Rows from a figure dataset:
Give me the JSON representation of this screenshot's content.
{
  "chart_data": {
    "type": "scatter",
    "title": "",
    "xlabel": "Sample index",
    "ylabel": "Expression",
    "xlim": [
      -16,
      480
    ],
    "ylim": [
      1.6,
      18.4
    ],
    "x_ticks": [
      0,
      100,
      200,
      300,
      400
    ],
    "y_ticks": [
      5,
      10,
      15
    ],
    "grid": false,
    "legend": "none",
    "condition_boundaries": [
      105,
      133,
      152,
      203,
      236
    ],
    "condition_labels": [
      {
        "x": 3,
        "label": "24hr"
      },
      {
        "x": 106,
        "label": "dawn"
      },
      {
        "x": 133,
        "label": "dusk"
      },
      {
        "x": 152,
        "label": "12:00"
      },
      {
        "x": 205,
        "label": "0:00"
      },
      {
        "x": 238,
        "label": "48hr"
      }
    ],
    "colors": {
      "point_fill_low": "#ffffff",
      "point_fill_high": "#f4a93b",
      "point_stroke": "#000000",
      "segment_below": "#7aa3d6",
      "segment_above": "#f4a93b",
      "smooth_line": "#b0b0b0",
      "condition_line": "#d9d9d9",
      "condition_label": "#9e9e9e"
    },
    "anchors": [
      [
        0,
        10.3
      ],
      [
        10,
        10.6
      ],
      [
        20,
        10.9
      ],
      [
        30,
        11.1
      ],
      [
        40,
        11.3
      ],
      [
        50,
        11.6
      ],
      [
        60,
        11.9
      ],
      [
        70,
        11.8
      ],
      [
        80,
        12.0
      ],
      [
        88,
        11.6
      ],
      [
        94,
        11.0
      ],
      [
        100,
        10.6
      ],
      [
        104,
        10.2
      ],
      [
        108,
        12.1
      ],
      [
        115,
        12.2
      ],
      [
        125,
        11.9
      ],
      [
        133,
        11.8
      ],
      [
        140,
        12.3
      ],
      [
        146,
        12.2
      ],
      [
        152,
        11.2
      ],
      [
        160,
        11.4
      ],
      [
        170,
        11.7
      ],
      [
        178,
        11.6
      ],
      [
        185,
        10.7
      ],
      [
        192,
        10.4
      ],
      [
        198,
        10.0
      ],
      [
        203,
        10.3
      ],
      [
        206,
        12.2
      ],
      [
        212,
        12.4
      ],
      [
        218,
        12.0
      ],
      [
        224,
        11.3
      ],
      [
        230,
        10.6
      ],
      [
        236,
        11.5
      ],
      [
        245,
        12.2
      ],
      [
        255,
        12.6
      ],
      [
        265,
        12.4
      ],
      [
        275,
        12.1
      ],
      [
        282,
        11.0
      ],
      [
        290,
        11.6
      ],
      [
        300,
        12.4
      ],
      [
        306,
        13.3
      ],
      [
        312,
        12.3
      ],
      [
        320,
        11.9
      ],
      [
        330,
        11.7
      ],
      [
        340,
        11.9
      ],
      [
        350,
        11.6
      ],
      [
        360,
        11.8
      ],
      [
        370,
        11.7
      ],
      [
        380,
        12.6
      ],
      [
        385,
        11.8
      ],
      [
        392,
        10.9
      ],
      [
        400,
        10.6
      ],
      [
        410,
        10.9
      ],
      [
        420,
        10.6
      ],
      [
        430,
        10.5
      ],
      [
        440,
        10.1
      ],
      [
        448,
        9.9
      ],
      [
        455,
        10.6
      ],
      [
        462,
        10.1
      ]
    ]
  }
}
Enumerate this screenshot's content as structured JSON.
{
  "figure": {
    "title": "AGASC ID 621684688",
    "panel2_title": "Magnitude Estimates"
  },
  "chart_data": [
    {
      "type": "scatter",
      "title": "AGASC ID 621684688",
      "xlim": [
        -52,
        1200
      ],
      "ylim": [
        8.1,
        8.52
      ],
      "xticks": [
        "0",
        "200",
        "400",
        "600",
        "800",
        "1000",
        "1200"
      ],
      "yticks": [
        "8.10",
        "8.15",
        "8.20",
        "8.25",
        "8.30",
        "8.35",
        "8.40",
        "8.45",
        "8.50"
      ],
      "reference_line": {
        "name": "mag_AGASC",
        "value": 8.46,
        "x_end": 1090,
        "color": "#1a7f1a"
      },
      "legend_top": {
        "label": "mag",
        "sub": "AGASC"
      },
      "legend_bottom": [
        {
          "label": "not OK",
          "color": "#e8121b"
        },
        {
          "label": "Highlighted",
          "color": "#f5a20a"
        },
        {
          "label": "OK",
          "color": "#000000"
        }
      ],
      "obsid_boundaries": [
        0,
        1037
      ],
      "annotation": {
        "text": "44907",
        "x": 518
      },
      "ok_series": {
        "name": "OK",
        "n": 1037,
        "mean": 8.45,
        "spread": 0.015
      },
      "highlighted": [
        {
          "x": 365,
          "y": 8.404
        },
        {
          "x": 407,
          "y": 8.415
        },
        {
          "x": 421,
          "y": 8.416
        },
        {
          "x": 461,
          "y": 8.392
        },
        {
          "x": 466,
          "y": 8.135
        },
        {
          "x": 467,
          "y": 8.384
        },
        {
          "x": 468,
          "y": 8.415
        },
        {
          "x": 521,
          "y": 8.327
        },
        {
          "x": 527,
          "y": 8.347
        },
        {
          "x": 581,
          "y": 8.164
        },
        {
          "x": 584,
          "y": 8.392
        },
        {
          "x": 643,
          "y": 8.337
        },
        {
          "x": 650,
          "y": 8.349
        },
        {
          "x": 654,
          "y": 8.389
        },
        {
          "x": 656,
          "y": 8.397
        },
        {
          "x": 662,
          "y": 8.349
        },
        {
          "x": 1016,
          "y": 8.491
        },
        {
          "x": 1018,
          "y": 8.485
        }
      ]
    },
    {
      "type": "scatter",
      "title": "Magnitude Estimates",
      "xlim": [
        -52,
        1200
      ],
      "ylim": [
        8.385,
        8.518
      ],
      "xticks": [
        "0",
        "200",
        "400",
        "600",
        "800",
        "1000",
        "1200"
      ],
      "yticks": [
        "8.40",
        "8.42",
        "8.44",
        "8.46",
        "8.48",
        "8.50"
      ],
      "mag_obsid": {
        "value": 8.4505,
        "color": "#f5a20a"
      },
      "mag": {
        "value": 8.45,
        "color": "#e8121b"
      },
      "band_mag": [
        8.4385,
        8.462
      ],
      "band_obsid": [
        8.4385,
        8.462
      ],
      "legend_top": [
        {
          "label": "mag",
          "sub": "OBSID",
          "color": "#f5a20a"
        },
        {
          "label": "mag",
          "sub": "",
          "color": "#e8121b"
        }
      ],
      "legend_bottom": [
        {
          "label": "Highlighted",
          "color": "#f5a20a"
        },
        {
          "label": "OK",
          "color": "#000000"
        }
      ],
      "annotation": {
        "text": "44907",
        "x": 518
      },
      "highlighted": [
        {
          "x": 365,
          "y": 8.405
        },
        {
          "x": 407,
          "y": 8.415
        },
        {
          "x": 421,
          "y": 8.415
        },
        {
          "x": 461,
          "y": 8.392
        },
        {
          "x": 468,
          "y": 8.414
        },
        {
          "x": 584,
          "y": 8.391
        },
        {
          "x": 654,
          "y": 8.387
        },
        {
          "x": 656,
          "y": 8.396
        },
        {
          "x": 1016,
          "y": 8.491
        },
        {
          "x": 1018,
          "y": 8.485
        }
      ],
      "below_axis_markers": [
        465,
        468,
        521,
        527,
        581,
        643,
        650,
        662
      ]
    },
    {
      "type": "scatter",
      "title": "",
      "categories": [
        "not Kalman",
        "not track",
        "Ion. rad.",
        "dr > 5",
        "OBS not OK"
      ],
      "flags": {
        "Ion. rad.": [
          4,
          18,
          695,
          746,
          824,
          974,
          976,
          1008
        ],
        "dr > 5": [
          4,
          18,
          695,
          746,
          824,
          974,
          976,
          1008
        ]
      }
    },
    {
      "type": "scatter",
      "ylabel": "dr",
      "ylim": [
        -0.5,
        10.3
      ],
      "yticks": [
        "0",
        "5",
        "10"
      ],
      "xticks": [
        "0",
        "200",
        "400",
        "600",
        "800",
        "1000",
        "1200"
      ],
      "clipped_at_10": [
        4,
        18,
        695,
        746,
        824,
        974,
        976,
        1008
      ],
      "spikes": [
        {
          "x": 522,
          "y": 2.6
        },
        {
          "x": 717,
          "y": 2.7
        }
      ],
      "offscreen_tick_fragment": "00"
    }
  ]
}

==

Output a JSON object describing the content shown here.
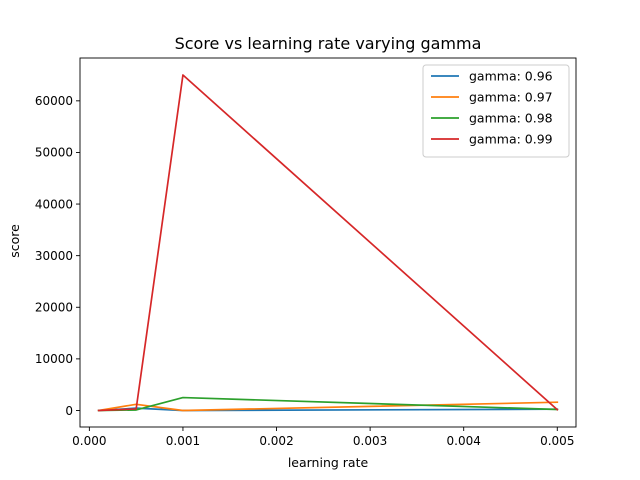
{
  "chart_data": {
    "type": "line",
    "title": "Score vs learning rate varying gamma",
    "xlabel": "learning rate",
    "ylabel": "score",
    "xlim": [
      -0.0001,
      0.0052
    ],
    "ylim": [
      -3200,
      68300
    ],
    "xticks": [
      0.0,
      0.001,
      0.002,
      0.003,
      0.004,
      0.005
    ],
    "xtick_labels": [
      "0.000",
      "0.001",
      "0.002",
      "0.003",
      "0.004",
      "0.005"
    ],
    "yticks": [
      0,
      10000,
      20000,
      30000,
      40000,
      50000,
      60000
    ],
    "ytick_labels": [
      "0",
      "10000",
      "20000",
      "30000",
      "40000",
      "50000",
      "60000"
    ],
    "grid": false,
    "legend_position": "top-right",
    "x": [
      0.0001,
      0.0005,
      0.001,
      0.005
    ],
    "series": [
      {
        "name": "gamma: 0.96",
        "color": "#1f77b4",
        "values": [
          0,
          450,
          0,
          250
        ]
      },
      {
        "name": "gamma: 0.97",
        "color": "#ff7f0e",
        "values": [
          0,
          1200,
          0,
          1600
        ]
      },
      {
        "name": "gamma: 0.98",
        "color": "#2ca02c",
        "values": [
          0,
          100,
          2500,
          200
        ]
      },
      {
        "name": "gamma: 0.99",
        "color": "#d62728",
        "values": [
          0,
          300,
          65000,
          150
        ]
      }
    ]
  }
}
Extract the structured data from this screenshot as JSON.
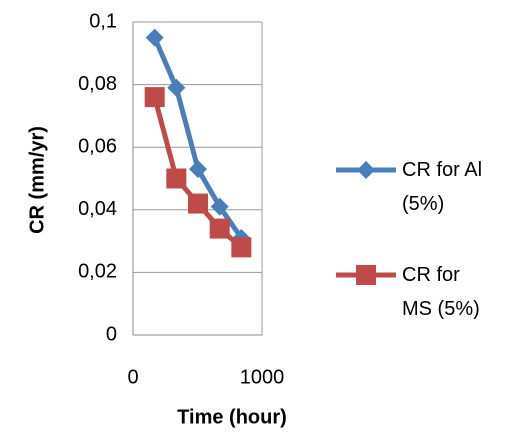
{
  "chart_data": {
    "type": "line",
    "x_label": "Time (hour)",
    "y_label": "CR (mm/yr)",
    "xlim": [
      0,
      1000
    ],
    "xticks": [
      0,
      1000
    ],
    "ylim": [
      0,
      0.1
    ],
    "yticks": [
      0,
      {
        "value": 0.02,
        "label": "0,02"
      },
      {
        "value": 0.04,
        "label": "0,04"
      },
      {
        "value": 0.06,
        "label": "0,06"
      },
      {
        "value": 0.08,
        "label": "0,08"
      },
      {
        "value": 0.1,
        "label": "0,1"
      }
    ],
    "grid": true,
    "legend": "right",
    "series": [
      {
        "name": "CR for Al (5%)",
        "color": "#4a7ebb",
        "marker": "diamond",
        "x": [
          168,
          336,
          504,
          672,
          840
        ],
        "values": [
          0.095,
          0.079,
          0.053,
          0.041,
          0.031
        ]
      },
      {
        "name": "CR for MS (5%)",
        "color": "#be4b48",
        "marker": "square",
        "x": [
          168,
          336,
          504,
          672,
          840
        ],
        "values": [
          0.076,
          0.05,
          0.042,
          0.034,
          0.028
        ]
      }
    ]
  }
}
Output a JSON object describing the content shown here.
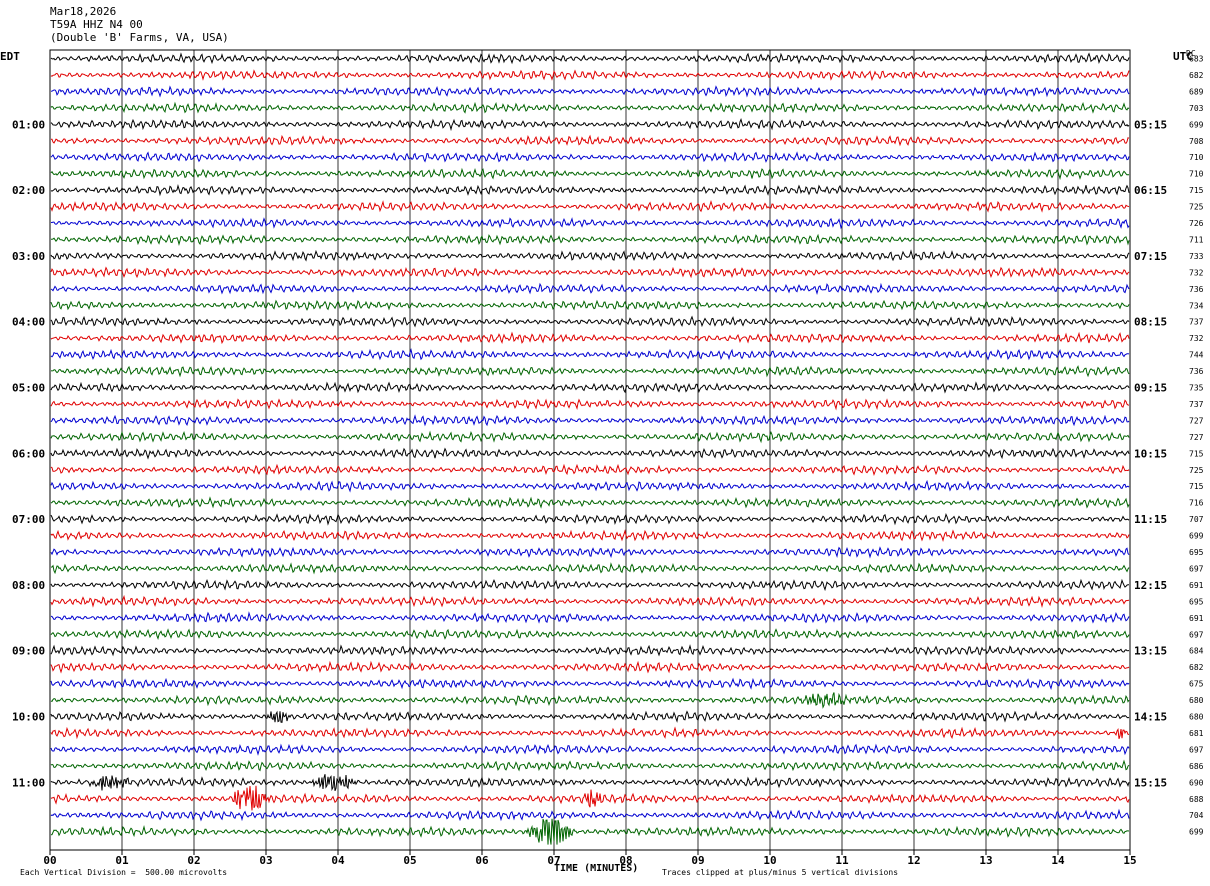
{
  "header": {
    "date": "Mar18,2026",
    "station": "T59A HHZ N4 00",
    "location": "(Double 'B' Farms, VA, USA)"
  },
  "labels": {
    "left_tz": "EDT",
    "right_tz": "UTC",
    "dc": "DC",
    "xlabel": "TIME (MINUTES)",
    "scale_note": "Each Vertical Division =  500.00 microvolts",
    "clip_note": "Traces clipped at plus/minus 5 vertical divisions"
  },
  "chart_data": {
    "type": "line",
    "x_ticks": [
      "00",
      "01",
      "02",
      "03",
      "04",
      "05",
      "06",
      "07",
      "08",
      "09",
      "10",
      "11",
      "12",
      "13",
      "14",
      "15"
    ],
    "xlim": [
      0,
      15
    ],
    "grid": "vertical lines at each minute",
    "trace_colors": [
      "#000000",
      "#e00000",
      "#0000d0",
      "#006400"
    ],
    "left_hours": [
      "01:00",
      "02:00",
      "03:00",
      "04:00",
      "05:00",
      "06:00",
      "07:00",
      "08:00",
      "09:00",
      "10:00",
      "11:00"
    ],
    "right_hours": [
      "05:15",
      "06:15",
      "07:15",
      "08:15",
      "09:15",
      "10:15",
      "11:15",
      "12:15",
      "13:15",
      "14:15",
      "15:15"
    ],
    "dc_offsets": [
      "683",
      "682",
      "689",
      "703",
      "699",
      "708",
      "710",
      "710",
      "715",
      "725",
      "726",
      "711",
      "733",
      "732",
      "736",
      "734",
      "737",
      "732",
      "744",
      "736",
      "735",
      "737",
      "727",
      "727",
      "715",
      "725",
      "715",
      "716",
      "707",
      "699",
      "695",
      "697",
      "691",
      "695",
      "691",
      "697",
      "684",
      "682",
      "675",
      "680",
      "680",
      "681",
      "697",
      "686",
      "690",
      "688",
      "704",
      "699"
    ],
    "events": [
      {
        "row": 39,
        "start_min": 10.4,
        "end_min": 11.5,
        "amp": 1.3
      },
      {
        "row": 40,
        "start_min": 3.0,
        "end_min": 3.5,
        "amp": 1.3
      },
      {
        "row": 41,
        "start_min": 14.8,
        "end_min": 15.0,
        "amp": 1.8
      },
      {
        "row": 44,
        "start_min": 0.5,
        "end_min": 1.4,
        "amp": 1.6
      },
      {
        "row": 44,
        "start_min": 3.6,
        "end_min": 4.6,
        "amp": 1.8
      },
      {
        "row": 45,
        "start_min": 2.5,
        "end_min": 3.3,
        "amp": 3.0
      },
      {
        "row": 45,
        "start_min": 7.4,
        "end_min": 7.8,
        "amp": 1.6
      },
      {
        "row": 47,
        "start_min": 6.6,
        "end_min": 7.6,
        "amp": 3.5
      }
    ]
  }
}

▶ [WHAT THE TASK REQUIRES]: Pull out all lines containing "ylabel".

▶ [PROBLEM SOLUTION]:
    "ylabel": "Expression",
      "ylabel": "dr",
    "ylabel": "score",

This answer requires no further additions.